§ **AIM**
Could you retype the items from the line that contains "svm-label: SVM xyxy=(803,609,823,620)" down to the line that contains "feature-weight-chart xyxy=(120,108,780,398)", including both of those lines, without changing a character?
* Begin *
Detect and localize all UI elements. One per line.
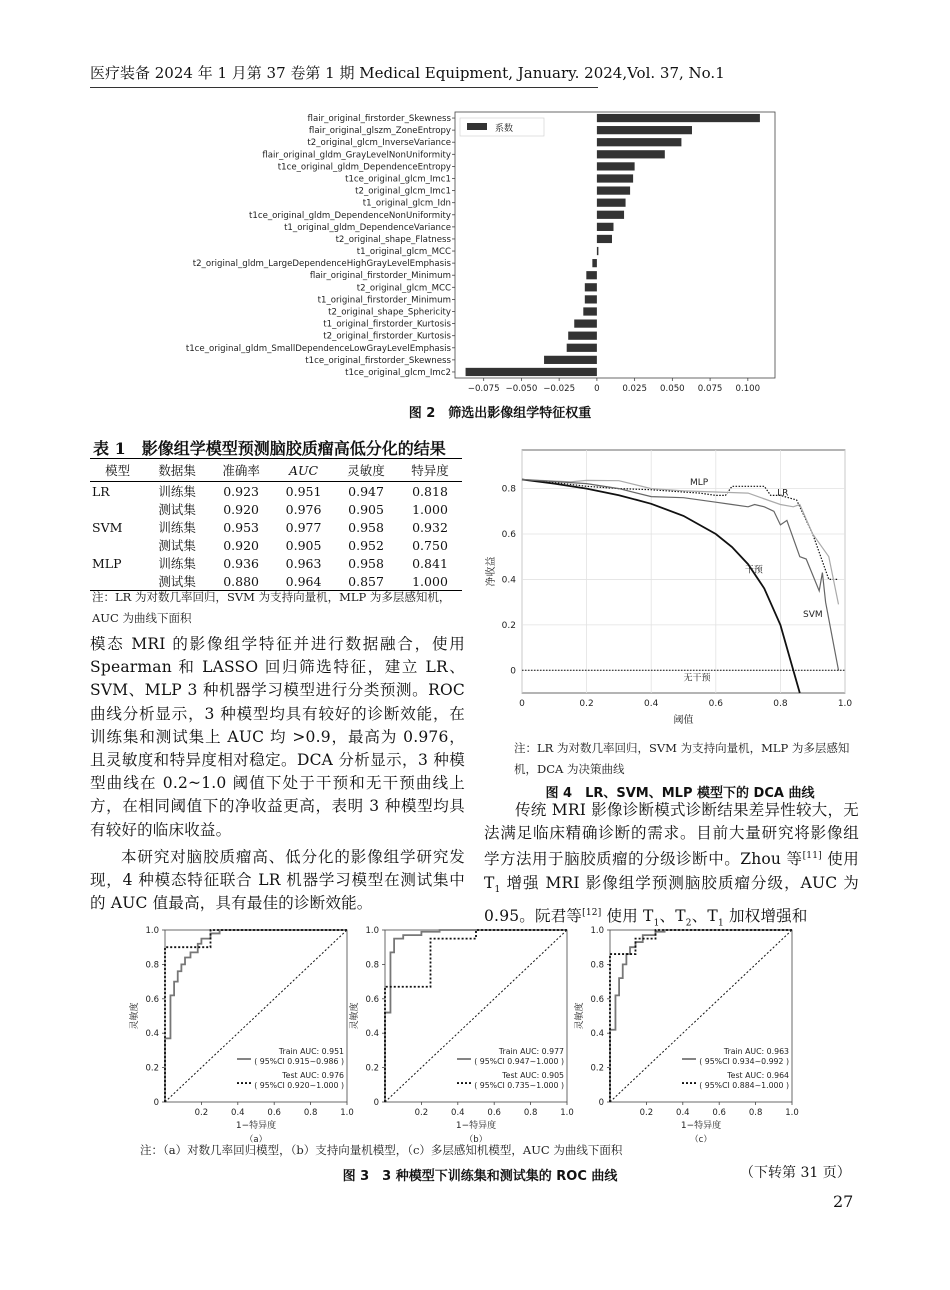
svm-label: SVM xyxy=(803,609,823,620)
legend-swatch xyxy=(467,123,487,130)
x-tick-label: 1.0 xyxy=(560,1108,574,1118)
y-tick-label: 1.0 xyxy=(365,926,379,936)
mlp-label: MLP xyxy=(689,478,709,489)
treat-none-label: 无干预 xyxy=(683,673,711,684)
y-tick-label: 0.6 xyxy=(590,994,604,1005)
right-text-e: 、T xyxy=(659,907,686,926)
feature-weight-chart xyxy=(120,108,780,398)
running-header: 医疗装备 2024 年 1 月第 37 卷第 1 期 Medical Equipment, January. 2024,Vol. 37, No.1 xyxy=(90,64,725,82)
fig4-note: 注：LR 为对数几率回归，SVM 为支持向量机，MLP 为多层感知机，DCA 为决策曲线 xyxy=(514,741,850,776)
x-tick-label: 0.4 xyxy=(451,1108,465,1118)
x-tick-label: 0.2 xyxy=(639,1108,654,1118)
table-cell: 0.905 xyxy=(285,537,322,553)
fig2-caption: 图 2 筛选出影像组学特征权重 xyxy=(408,406,592,421)
continued-note: （下转第 31 页） xyxy=(740,1165,851,1181)
table-cell: 0.841 xyxy=(412,555,448,571)
weight-bar xyxy=(597,162,635,170)
table-row xyxy=(90,518,462,536)
table-header-cell: 特异度 xyxy=(398,459,462,482)
right-text-g: 加权增强和 xyxy=(723,907,808,926)
table-row xyxy=(90,482,462,501)
lr-label: LR xyxy=(777,488,789,499)
weight-bar xyxy=(574,319,597,327)
fig3-caption: 图 3 3 种模型下训练集和测试集的 ROC 曲线 xyxy=(342,1169,618,1184)
weight-bar xyxy=(466,368,597,376)
table-cell: 0.905 xyxy=(348,501,384,517)
legend-train-label: Train AUC: 0.977 xyxy=(498,1046,564,1056)
table-cell: 0.936 xyxy=(223,555,259,571)
x-tick-label: 0.025 xyxy=(622,384,647,394)
weight-bar xyxy=(597,186,630,194)
fig3-note: 注：（a）对数几率回归模型，（b）支持向量机模型，（c）多层感知机模型，AUC 为曲线下面积 xyxy=(140,1143,623,1157)
x-tick-label: 0.8 xyxy=(748,1108,763,1118)
y-axis-label: 灵敏度 xyxy=(130,1002,140,1030)
y-tick-label: 1.0 xyxy=(590,926,604,936)
x-axis-label: 阈值 xyxy=(673,715,694,726)
fig4-caption: 图 4 LR、SVM、MLP 模型下的 DCA 曲线 xyxy=(545,786,815,801)
x-tick-label: 0 xyxy=(594,384,600,394)
y-tick-label: 0.2 xyxy=(365,1063,379,1074)
table-cell xyxy=(90,500,145,518)
panel-label: （a） xyxy=(244,1135,268,1145)
weight-bar xyxy=(597,138,682,146)
legend-test-label: Test AUC: 0.976 xyxy=(282,1070,344,1080)
legend-test-ci: ( 95%CI 0.884~1.000 ) xyxy=(699,1081,789,1091)
table-cell: 0.952 xyxy=(348,537,384,553)
sub-3: 2 xyxy=(685,918,692,929)
table-cell: 0.920 xyxy=(223,501,259,517)
feature-label: t2_original_shape_Flatness xyxy=(335,234,451,245)
results-table xyxy=(90,458,462,591)
y-tick-label: 0 xyxy=(598,1098,604,1108)
weight-bar xyxy=(544,356,597,364)
y-axis-label: 灵敏度 xyxy=(350,1002,360,1030)
x-tick-label: 0.4 xyxy=(676,1108,690,1118)
x-tick-label: 0.075 xyxy=(697,384,723,394)
x-tick-label: 0.2 xyxy=(194,1108,209,1118)
right-text-a: 传统 MRI 影像诊断模式诊断结果差异性较大，无法满足临床精确诊断的需求。目前大量研究将影像组学方法用于脑胶质瘤的分级诊断中。Zhou 等 xyxy=(484,801,859,869)
x-tick-label: −0.050 xyxy=(505,384,538,394)
table-row xyxy=(90,536,462,554)
legend-label: 系数 xyxy=(495,124,514,134)
table-cell: 训练集 xyxy=(158,520,196,535)
table-cell: 训练集 xyxy=(158,556,196,571)
table-cell: 0.920 xyxy=(223,537,259,553)
table-header-cell: AUC xyxy=(273,459,334,482)
weight-bar xyxy=(585,283,597,291)
x-tick-label: 0.4 xyxy=(231,1108,245,1118)
table-cell: 0.958 xyxy=(348,555,384,571)
y-tick-label: 0.4 xyxy=(590,1029,604,1040)
right-text-d: 使用 T xyxy=(601,907,654,926)
feature-label: t1ce_original_glcm_Imc2 xyxy=(345,367,451,378)
left-paragraph-1: 模态 MRI 的影像组学特征并进行数据融合，使用 Spearman 和 LASSO 回归筛选特征，建立 LR、SVM、MLP 3 种机器学习模型进行分类预测。ROC 曲线分析显示，3 种模型均具有较好的诊断效能，在训练集和测试集上 AUC 均 >0.9，最高为 0.976，且灵敏度和特异度相对稳定。DCA 分析显示，3 种模型曲线在 0.2~1.0 阈值下处于干预和无干预曲线上方，在相同阈值下的净收益更高，表明 3 种模型均具有较好的临床收益。 xyxy=(90,635,465,839)
y-tick-label: 0.2 xyxy=(145,1063,159,1074)
table-cell: 0.977 xyxy=(285,519,322,535)
table-header-cell: 准确率 xyxy=(209,459,273,482)
table-row xyxy=(90,500,462,518)
y-axis-label: 灵敏度 xyxy=(575,1002,585,1030)
weight-bar xyxy=(597,235,612,243)
weight-bar xyxy=(597,150,665,158)
panel-label: （c） xyxy=(690,1135,712,1145)
panel-label: （b） xyxy=(464,1135,488,1145)
table-header-cell: 模型 xyxy=(90,459,145,482)
table-cell: 0.857 xyxy=(348,573,384,589)
feature-label: flair_original_firstorder_Minimum xyxy=(309,271,451,282)
x-tick-label: 0.8 xyxy=(773,699,788,709)
table-cell xyxy=(90,536,145,554)
x-axis-label: 1−特异度 xyxy=(235,1121,277,1131)
feature-label: t1ce_original_gldm_SmallDependenceLowGrayLevelEmphasis xyxy=(185,343,451,354)
y-tick-label: 0.4 xyxy=(365,1029,379,1040)
feature-label: t1ce_original_gldm_DependenceNonUniformity xyxy=(249,210,451,221)
feature-label: t2_original_glcm_MCC xyxy=(356,283,451,294)
feature-label: t1_original_glcm_Idn xyxy=(362,198,451,209)
y-tick-label: 0.8 xyxy=(145,960,159,971)
table-cell: 0.958 xyxy=(348,519,384,535)
weight-bar xyxy=(597,114,760,122)
right-text-c: 增强 MRI 影像组学预测脑胶质瘤分级，AUC 为 0.95。阮君等 xyxy=(484,873,859,926)
weight-bar xyxy=(567,344,597,352)
legend-train-label: Train AUC: 0.951 xyxy=(278,1046,344,1056)
treat-all-label: 干预 xyxy=(744,565,763,576)
table-cell: 0.953 xyxy=(223,519,259,535)
table-cell: 0.964 xyxy=(285,573,322,589)
feature-label: t2_original_gldm_LargeDependenceHighGrayLevelEmphasis xyxy=(192,259,451,270)
x-tick-label: −0.025 xyxy=(543,384,576,394)
weight-bar xyxy=(597,223,614,231)
x-axis-label: 1−特异度 xyxy=(455,1121,497,1131)
dca-chart xyxy=(480,440,865,730)
y-axis-label: 净收益 xyxy=(486,556,497,587)
y-tick-label: 0 xyxy=(153,1098,159,1108)
feature-label: t1ce_original_glcm_Imc1 xyxy=(345,174,451,185)
dca-series-SVM xyxy=(522,480,839,671)
y-tick-label: 0 xyxy=(510,666,516,677)
table-cell: 0.880 xyxy=(223,573,259,589)
x-tick-label: 0.4 xyxy=(644,699,659,709)
roc-chart-c xyxy=(570,920,810,1145)
table-cell: 0.818 xyxy=(412,483,448,499)
weight-bar xyxy=(585,295,597,303)
x-tick-label: 0.6 xyxy=(712,1108,726,1118)
x-tick-label: 1.0 xyxy=(785,1108,799,1118)
right-text-f: 、T xyxy=(691,907,718,926)
table-cell: 1.000 xyxy=(412,501,448,517)
table-row xyxy=(90,554,462,572)
x-tick-label: 0.8 xyxy=(523,1108,538,1118)
x-tick-label: 0.6 xyxy=(267,1108,281,1118)
feature-label: flair_original_gldm_GrayLevelNonUniformity xyxy=(262,150,451,161)
y-tick-label: 0.8 xyxy=(501,484,516,495)
table-cell: 0.923 xyxy=(223,483,259,499)
page-number: 27 xyxy=(833,1192,854,1211)
legend-train-ci: ( 95%CI 0.915~0.986 ) xyxy=(254,1057,344,1067)
table-cell: 1.000 xyxy=(412,573,448,589)
table-cell: 0.932 xyxy=(412,519,448,535)
sub-4: 1 xyxy=(717,918,724,929)
x-tick-label: 1.0 xyxy=(837,699,853,709)
weight-bar xyxy=(586,271,597,279)
table-cell: 0.947 xyxy=(348,483,384,499)
right-paragraph xyxy=(484,799,859,936)
y-tick-label: 0 xyxy=(373,1098,379,1108)
feature-label: t1_original_firstorder_Minimum xyxy=(317,295,451,306)
right-text-b: 使用 T xyxy=(484,850,859,892)
x-tick-label: 0 xyxy=(519,699,525,709)
table-cell: 0.963 xyxy=(285,555,322,571)
table-cell: LR xyxy=(92,483,110,499)
feature-label: flair_original_glszm_ZoneEntropy xyxy=(308,126,451,137)
weight-bar xyxy=(597,126,692,134)
table-cell: 测试集 xyxy=(158,538,196,553)
x-tick-label: 0.8 xyxy=(303,1108,318,1118)
table-cell: 训练集 xyxy=(158,484,196,499)
table-cell: 0.976 xyxy=(285,501,322,517)
table-cell: 测试集 xyxy=(158,574,196,589)
legend-train-ci: ( 95%CI 0.947~1.000 ) xyxy=(474,1057,564,1067)
weight-bar xyxy=(583,307,597,315)
legend-train-label: Train AUC: 0.963 xyxy=(723,1046,789,1056)
y-tick-label: 0.4 xyxy=(145,1029,159,1040)
legend-test-ci: ( 95%CI 0.920~1.000 ) xyxy=(254,1081,344,1091)
ref-12[interactable]: [12] xyxy=(582,908,602,919)
feature-label: flair_original_firstorder_Skewness xyxy=(307,114,451,125)
feature-label: t2_original_glcm_Imc1 xyxy=(355,186,451,197)
table-cell: 0.750 xyxy=(412,537,448,553)
weight-bar xyxy=(597,174,633,182)
table-header-cell: 灵敏度 xyxy=(334,459,398,482)
y-tick-label: 0.6 xyxy=(501,530,516,541)
y-tick-label: 0.6 xyxy=(365,994,379,1005)
table-cell: SVM xyxy=(92,519,123,535)
y-tick-label: 0.8 xyxy=(365,960,379,971)
feature-label: t1ce_original_gldm_DependenceEntropy xyxy=(277,162,451,173)
table1-title: 表 1 影像组学模型预测脑胶质瘤高低分化的结果 xyxy=(93,439,446,458)
x-axis-label: 1−特异度 xyxy=(680,1121,722,1131)
feature-label: t2_original_firstorder_Kurtosis xyxy=(323,331,451,342)
table-cell: 测试集 xyxy=(158,502,196,517)
x-tick-label: 1.0 xyxy=(340,1108,354,1118)
weight-bar xyxy=(592,259,597,267)
sub-2: 1 xyxy=(653,918,660,929)
x-tick-label: −0.075 xyxy=(467,384,500,394)
dca-series-MLP xyxy=(522,480,839,580)
sub-1: 1 xyxy=(494,884,501,895)
dca-series-干预 xyxy=(522,480,800,694)
header-rule xyxy=(90,87,598,88)
legend-test-label: Test AUC: 0.964 xyxy=(727,1070,789,1080)
y-tick-label: 0.4 xyxy=(501,575,516,586)
feature-label: t1ce_original_firstorder_Skewness xyxy=(305,355,451,366)
feature-label: t1_original_gldm_DependenceVariance xyxy=(284,222,451,233)
y-tick-label: 0.2 xyxy=(590,1063,604,1074)
table-cell: 0.951 xyxy=(285,483,322,499)
table-cell: MLP xyxy=(92,555,122,571)
legend-test-ci: ( 95%CI 0.735~1.000 ) xyxy=(474,1081,564,1091)
y-tick-label: 0.8 xyxy=(590,960,604,971)
x-tick-label: 0.6 xyxy=(708,699,723,709)
x-tick-label: 0.100 xyxy=(735,384,761,394)
legend-train-ci: ( 95%CI 0.934~0.992 ) xyxy=(699,1057,789,1067)
y-tick-label: 0.2 xyxy=(501,620,516,631)
roc-chart-b xyxy=(345,920,580,1145)
weight-bar xyxy=(597,211,624,219)
ref-11[interactable]: [11] xyxy=(802,851,822,862)
x-tick-label: 0.2 xyxy=(414,1108,429,1118)
table1-note: 注：LR 为对数几率回归，SVM 为支持向量机，MLP 为多层感知机，AUC 为曲线下面积 xyxy=(92,590,451,625)
x-tick-label: 0.050 xyxy=(660,384,685,394)
y-tick-label: 1.0 xyxy=(145,926,159,936)
weight-bar xyxy=(597,247,599,255)
left-paragraph-2: 本研究对脑胶质瘤高、低分化的影像组学研究发现，4 种模态特征联合 LR 机器学习模型在测试集中的 AUC 值最高，具有最佳的诊断效能。 xyxy=(90,848,465,913)
x-tick-label: 0.6 xyxy=(487,1108,501,1118)
roc-chart-a xyxy=(125,920,360,1145)
x-tick-label: 0.2 xyxy=(579,699,594,709)
feature-label: t1_original_firstorder_Kurtosis xyxy=(323,319,451,330)
weight-bar xyxy=(597,199,626,207)
feature-label: t2_original_glcm_InverseVariance xyxy=(307,138,451,149)
legend-test-label: Test AUC: 0.905 xyxy=(502,1070,564,1080)
weight-bar xyxy=(568,332,597,340)
feature-label: t2_original_shape_Sphericity xyxy=(328,307,451,318)
y-tick-label: 0.6 xyxy=(145,994,159,1005)
table-header-cell: 数据集 xyxy=(145,459,209,482)
feature-label: t1_original_glcm_MCC xyxy=(356,247,451,258)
* End *
§ **THE COMPLETED TASK**
svm-label: SVM xyxy=(803,609,823,620)
legend-swatch xyxy=(467,123,487,130)
x-tick-label: 1.0 xyxy=(560,1108,574,1118)
y-tick-label: 1.0 xyxy=(365,926,379,936)
mlp-label: MLP xyxy=(689,478,709,489)
treat-none-label: 无干预 xyxy=(683,673,711,684)
y-tick-label: 0.6 xyxy=(590,994,604,1005)
right-text-e: 、T xyxy=(659,907,686,926)
feature-weight-chart xyxy=(120,108,780,398)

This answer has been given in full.